TASK DETAILS ▸ Which lines of the records contain "icon"? Collect every one of them.

(Dataset items)
-------
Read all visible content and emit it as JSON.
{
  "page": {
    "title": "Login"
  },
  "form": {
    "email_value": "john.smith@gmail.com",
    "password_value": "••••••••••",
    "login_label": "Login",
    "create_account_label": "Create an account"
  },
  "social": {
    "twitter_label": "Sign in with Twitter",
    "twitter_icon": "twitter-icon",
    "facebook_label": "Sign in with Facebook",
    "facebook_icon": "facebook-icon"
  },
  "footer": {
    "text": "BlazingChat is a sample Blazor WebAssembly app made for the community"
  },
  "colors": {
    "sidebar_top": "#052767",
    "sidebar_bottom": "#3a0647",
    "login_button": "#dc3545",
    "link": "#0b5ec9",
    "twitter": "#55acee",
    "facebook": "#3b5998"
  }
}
-------
WRITTEN RESPONSE ▸
    "twitter_icon": "twitter-icon",
    "facebook_icon": "facebook-icon"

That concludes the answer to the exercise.